** begin DATA LISTING **
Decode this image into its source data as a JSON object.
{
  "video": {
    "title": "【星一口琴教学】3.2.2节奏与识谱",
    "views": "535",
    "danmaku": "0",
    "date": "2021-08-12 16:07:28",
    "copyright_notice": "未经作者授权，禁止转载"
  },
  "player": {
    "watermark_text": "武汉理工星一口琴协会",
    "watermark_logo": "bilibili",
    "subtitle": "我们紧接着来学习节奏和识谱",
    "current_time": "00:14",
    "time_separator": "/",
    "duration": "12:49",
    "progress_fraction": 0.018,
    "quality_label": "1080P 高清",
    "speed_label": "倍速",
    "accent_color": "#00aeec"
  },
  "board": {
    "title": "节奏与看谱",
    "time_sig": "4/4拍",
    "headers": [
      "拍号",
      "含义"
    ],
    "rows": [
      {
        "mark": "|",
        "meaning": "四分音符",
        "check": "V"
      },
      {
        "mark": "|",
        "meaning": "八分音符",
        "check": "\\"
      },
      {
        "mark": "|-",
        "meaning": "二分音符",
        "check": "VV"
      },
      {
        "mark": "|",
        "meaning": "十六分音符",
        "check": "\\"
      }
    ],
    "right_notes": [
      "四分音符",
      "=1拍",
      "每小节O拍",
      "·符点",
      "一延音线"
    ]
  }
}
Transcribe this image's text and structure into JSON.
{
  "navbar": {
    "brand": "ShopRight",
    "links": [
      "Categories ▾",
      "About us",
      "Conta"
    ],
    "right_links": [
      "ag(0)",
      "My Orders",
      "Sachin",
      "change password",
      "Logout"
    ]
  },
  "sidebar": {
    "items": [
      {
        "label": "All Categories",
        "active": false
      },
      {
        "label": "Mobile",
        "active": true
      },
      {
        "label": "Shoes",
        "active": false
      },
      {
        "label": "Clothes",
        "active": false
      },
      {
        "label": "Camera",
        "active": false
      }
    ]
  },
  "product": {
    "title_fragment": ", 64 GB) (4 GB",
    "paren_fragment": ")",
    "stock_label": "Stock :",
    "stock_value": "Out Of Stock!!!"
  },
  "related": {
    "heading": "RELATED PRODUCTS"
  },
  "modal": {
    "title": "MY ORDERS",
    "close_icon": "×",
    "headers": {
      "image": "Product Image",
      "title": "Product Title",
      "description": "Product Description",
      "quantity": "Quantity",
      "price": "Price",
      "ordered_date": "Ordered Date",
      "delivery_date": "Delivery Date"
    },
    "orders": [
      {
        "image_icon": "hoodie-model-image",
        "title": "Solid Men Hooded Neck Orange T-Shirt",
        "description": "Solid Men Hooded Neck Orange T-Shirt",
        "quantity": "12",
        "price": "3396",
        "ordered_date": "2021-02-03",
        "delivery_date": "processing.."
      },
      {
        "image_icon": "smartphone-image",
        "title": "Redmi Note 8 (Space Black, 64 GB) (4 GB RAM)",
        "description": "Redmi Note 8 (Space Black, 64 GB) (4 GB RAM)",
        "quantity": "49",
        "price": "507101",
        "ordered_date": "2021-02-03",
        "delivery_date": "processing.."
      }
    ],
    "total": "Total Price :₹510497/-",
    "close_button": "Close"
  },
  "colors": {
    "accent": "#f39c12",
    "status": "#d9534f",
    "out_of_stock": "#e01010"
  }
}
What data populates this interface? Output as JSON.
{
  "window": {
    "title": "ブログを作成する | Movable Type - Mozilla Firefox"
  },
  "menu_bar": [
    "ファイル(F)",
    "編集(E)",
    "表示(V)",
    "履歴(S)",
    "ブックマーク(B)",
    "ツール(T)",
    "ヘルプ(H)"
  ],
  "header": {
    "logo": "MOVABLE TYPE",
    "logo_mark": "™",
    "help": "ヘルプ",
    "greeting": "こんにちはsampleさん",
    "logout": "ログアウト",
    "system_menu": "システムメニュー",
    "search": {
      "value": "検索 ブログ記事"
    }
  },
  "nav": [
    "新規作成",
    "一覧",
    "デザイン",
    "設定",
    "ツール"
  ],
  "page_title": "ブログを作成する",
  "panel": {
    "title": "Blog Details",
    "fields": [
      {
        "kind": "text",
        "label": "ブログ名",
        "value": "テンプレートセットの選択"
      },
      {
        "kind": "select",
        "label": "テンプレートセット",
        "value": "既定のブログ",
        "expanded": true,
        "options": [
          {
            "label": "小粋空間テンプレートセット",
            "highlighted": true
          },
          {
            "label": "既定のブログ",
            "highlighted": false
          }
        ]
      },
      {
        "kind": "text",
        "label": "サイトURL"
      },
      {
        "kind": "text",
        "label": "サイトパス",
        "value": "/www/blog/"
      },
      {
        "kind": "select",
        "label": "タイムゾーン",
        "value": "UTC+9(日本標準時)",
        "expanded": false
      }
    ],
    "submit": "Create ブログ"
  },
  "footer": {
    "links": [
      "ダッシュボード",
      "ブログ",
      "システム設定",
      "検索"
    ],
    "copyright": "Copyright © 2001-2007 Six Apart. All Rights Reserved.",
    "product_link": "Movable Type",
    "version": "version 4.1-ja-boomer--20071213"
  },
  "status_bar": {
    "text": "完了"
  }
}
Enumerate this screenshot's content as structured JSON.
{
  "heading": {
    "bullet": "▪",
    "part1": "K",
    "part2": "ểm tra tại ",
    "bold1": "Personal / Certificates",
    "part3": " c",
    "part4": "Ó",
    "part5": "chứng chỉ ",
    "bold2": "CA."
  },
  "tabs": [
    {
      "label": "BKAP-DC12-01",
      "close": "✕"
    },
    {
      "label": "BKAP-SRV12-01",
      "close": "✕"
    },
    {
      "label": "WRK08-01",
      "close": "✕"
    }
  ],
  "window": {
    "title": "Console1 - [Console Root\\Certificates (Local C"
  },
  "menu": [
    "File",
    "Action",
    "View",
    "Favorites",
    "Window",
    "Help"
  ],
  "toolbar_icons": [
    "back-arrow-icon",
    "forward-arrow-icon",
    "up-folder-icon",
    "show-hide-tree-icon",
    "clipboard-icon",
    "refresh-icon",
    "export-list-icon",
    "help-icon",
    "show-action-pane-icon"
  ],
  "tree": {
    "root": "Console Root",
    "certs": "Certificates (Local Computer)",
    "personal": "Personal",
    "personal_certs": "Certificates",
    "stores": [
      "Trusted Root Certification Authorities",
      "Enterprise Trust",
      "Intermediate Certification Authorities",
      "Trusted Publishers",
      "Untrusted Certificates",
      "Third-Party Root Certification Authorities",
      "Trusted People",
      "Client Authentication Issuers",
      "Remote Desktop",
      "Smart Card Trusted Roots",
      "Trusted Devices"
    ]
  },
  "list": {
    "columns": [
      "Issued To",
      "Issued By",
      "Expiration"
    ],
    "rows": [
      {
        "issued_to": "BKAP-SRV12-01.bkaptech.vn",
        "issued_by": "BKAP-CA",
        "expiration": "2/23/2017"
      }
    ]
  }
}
** end DATA LISTING **
SET EXERCISE » Reproduce every line above without error.

EXERCISE ANSWER »
Decode this image into its source data as a JSON object.
{
  "video": {
    "title": "【星一口琴教学】3.2.2节奏与识谱",
    "views": "535",
    "danmaku": "0",
    "date": "2021-08-12 16:07:28",
    "copyright_notice": "未经作者授权，禁止转载"
  },
  "player": {
    "watermark_text": "武汉理工星一口琴协会",
    "watermark_logo": "bilibili",
    "subtitle": "我们紧接着来学习节奏和识谱",
    "current_time": "00:14",
    "time_separator": "/",
    "duration": "12:49",
    "progress_fraction": 0.018,
    "quality_label": "1080P 高清",
    "speed_label": "倍速",
    "accent_color": "#00aeec"
  },
  "board": {
    "title": "节奏与看谱",
    "time_sig": "4/4拍",
    "headers": [
      "拍号",
      "含义"
    ],
    "rows": [
      {
        "mark": "|",
        "meaning": "四分音符",
        "check": "V"
      },
      {
        "mark": "|",
        "meaning": "八分音符",
        "check": "\\"
      },
      {
        "mark": "|-",
        "meaning": "二分音符",
        "check": "VV"
      },
      {
        "mark": "|",
        "meaning": "十六分音符",
        "check": "\\"
      }
    ],
    "right_notes": [
      "四分音符",
      "=1拍",
      "每小节O拍",
      "·符点",
      "一延音线"
    ]
  }
}
Transcribe this image's text and structure into JSON.
{
  "navbar": {
    "brand": "ShopRight",
    "links": [
      "Categories ▾",
      "About us",
      "Conta"
    ],
    "right_links": [
      "ag(0)",
      "My Orders",
      "Sachin",
      "change password",
      "Logout"
    ]
  },
  "sidebar": {
    "items": [
      {
        "label": "All Categories",
        "active": false
      },
      {
        "label": "Mobile",
        "active": true
      },
      {
        "label": "Shoes",
        "active": false
      },
      {
        "label": "Clothes",
        "active": false
      },
      {
        "label": "Camera",
        "active": false
      }
    ]
  },
  "product": {
    "title_fragment": ", 64 GB) (4 GB",
    "paren_fragment": ")",
    "stock_label": "Stock :",
    "stock_value": "Out Of Stock!!!"
  },
  "related": {
    "heading": "RELATED PRODUCTS"
  },
  "modal": {
    "title": "MY ORDERS",
    "close_icon": "×",
    "headers": {
      "image": "Product Image",
      "title": "Product Title",
      "description": "Product Description",
      "quantity": "Quantity",
      "price": "Price",
      "ordered_date": "Ordered Date",
      "delivery_date": "Delivery Date"
    },
    "orders": [
      {
        "image_icon": "hoodie-model-image",
        "title": "Solid Men Hooded Neck Orange T-Shirt",
        "description": "Solid Men Hooded Neck Orange T-Shirt",
        "quantity": "12",
        "price": "3396",
        "ordered_date": "2021-02-03",
        "delivery_date": "processing.."
      },
      {
        "image_icon": "smartphone-image",
        "title": "Redmi Note 8 (Space Black, 64 GB) (4 GB RAM)",
        "description": "Redmi Note 8 (Space Black, 64 GB) (4 GB RAM)",
        "quantity": "49",
        "price": "507101",
        "ordered_date": "2021-02-03",
        "delivery_date": "processing.."
      }
    ],
    "total": "Total Price :₹510497/-",
    "close_button": "Close"
  },
  "colors": {
    "accent": "#f39c12",
    "status": "#d9534f",
    "out_of_stock": "#e01010"
  }
}
What data populates this interface? Output as JSON.
{
  "window": {
    "title": "ブログを作成する | Movable Type - Mozilla Firefox"
  },
  "menu_bar": [
    "ファイル(F)",
    "編集(E)",
    "表示(V)",
    "履歴(S)",
    "ブックマーク(B)",
    "ツール(T)",
    "ヘルプ(H)"
  ],
  "header": {
    "logo": "MOVABLE TYPE",
    "logo_mark": "™",
    "help": "ヘルプ",
    "greeting": "こんにちはsampleさん",
    "logout": "ログアウト",
    "system_menu": "システムメニュー",
    "search": {
      "value": "検索 ブログ記事"
    }
  },
  "nav": [
    "新規作成",
    "一覧",
    "デザイン",
    "設定",
    "ツール"
  ],
  "page_title": "ブログを作成する",
  "panel": {
    "title": "Blog Details",
    "fields": [
      {
        "kind": "text",
        "label": "ブログ名",
        "value": "テンプレートセットの選択"
      },
      {
        "kind": "select",
        "label": "テンプレートセット",
        "value": "既定のブログ",
        "expanded": true,
        "options": [
          {
            "label": "小粋空間テンプレートセット",
            "highlighted": true
          },
          {
            "label": "既定のブログ",
            "highlighted": false
          }
        ]
      },
      {
        "kind": "text",
        "label": "サイトURL"
      },
      {
        "kind": "text",
        "label": "サイトパス",
        "value": "/www/blog/"
      },
      {
        "kind": "select",
        "label": "タイムゾーン",
        "value": "UTC+9(日本標準時)",
        "expanded": false
      }
    ],
    "submit": "Create ブログ"
  },
  "footer": {
    "links": [
      "ダッシュボード",
      "ブログ",
      "システム設定",
      "検索"
    ],
    "copyright": "Copyright © 2001-2007 Six Apart. All Rights Reserved.",
    "product_link": "Movable Type",
    "version": "version 4.1-ja-boomer--20071213"
  },
  "status_bar": {
    "text": "完了"
  }
}
Enumerate this screenshot's content as structured JSON.
{
  "heading": {
    "bullet": "▪",
    "part1": "K",
    "part2": "ểm tra tại ",
    "bold1": "Personal / Certificates",
    "part3": " c",
    "part4": "Ó",
    "part5": "chứng chỉ ",
    "bold2": "CA."
  },
  "tabs": [
    {
      "label": "BKAP-DC12-01",
      "close": "✕"
    },
    {
      "label": "BKAP-SRV12-01",
      "close": "✕"
    },
    {
      "label": "WRK08-01",
      "close": "✕"
    }
  ],
  "window": {
    "title": "Console1 - [Console Root\\Certificates (Local C"
  },
  "menu": [
    "File",
    "Action",
    "View",
    "Favorites",
    "Window",
    "Help"
  ],
  "toolbar_icons": [
    "back-arrow-icon",
    "forward-arrow-icon",
    "up-folder-icon",
    "show-hide-tree-icon",
    "clipboard-icon",
    "refresh-icon",
    "export-list-icon",
    "help-icon",
    "show-action-pane-icon"
  ],
  "tree": {
    "root": "Console Root",
    "certs": "Certificates (Local Computer)",
    "personal": "Personal",
    "personal_certs": "Certificates",
    "stores": [
      "Trusted Root Certification Authorities",
      "Enterprise Trust",
      "Intermediate Certification Authorities",
      "Trusted Publishers",
      "Untrusted Certificates",
      "Third-Party Root Certification Authorities",
      "Trusted People",
      "Client Authentication Issuers",
      "Remote Desktop",
      "Smart Card Trusted Roots",
      "Trusted Devices"
    ]
  },
  "list": {
    "columns": [
      "Issued To",
      "Issued By",
      "Expiration"
    ],
    "rows": [
      {
        "issued_to": "BKAP-SRV12-01.bkaptech.vn",
        "issued_by": "BKAP-CA",
        "expiration": "2/23/2017"
      }
    ]
  }
}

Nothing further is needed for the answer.